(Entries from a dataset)
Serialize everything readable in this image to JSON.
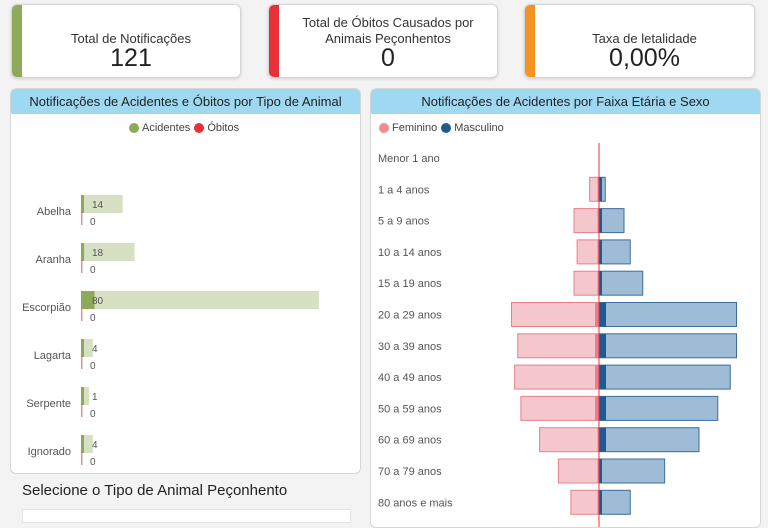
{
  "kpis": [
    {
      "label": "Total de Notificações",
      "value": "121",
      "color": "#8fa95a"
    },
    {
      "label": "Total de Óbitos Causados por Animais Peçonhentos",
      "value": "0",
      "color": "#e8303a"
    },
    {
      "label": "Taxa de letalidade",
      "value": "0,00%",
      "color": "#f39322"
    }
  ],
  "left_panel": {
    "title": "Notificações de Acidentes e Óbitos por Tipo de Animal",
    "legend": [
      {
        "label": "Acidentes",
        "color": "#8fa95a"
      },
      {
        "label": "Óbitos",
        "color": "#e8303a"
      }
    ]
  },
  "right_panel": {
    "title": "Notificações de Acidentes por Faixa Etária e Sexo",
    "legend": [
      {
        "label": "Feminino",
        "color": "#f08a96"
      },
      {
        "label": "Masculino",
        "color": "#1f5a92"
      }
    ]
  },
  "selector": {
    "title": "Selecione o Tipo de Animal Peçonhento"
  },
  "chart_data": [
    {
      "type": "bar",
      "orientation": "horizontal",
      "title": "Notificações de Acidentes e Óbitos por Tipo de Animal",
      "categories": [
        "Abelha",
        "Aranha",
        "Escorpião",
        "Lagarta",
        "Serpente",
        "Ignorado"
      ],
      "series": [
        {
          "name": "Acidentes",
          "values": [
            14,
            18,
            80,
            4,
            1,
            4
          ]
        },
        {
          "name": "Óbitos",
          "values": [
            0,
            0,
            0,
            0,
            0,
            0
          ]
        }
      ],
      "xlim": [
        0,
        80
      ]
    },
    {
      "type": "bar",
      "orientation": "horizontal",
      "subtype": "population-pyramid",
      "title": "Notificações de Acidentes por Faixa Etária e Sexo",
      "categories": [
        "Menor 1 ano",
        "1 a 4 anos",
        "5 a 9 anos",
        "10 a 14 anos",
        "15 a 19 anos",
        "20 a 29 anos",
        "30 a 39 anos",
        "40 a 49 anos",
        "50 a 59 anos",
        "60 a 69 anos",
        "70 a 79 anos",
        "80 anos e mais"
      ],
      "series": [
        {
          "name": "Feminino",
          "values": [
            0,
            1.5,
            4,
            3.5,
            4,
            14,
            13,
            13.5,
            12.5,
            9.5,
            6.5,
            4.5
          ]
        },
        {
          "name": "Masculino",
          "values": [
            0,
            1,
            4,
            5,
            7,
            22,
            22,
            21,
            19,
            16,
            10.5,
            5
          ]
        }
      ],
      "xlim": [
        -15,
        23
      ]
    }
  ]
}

▶ _TASK DESCRIPTION_
Make an exact copy of every entry above, minus the images.

▶ _EXERCISE OUTPUT_
Serialize everything readable in this image to JSON.
{
  "kpis": [
    {
      "label": "Total de Notificações",
      "value": "121",
      "color": "#8fa95a"
    },
    {
      "label": "Total de Óbitos Causados por Animais Peçonhentos",
      "value": "0",
      "color": "#e8303a"
    },
    {
      "label": "Taxa de letalidade",
      "value": "0,00%",
      "color": "#f39322"
    }
  ],
  "left_panel": {
    "title": "Notificações de Acidentes e Óbitos por Tipo de Animal",
    "legend": [
      {
        "label": "Acidentes",
        "color": "#8fa95a"
      },
      {
        "label": "Óbitos",
        "color": "#e8303a"
      }
    ]
  },
  "right_panel": {
    "title": "Notificações de Acidentes por Faixa Etária e Sexo",
    "legend": [
      {
        "label": "Feminino",
        "color": "#f08a96"
      },
      {
        "label": "Masculino",
        "color": "#1f5a92"
      }
    ]
  },
  "selector": {
    "title": "Selecione o Tipo de Animal Peçonhento"
  },
  "chart_data": [
    {
      "type": "bar",
      "orientation": "horizontal",
      "title": "Notificações de Acidentes e Óbitos por Tipo de Animal",
      "categories": [
        "Abelha",
        "Aranha",
        "Escorpião",
        "Lagarta",
        "Serpente",
        "Ignorado"
      ],
      "series": [
        {
          "name": "Acidentes",
          "values": [
            14,
            18,
            80,
            4,
            1,
            4
          ]
        },
        {
          "name": "Óbitos",
          "values": [
            0,
            0,
            0,
            0,
            0,
            0
          ]
        }
      ],
      "xlim": [
        0,
        80
      ]
    },
    {
      "type": "bar",
      "orientation": "horizontal",
      "subtype": "population-pyramid",
      "title": "Notificações de Acidentes por Faixa Etária e Sexo",
      "categories": [
        "Menor 1 ano",
        "1 a 4 anos",
        "5 a 9 anos",
        "10 a 14 anos",
        "15 a 19 anos",
        "20 a 29 anos",
        "30 a 39 anos",
        "40 a 49 anos",
        "50 a 59 anos",
        "60 a 69 anos",
        "70 a 79 anos",
        "80 anos e mais"
      ],
      "series": [
        {
          "name": "Feminino",
          "values": [
            0,
            1.5,
            4,
            3.5,
            4,
            14,
            13,
            13.5,
            12.5,
            9.5,
            6.5,
            4.5
          ]
        },
        {
          "name": "Masculino",
          "values": [
            0,
            1,
            4,
            5,
            7,
            22,
            22,
            21,
            19,
            16,
            10.5,
            5
          ]
        }
      ],
      "xlim": [
        -15,
        23
      ]
    }
  ]
}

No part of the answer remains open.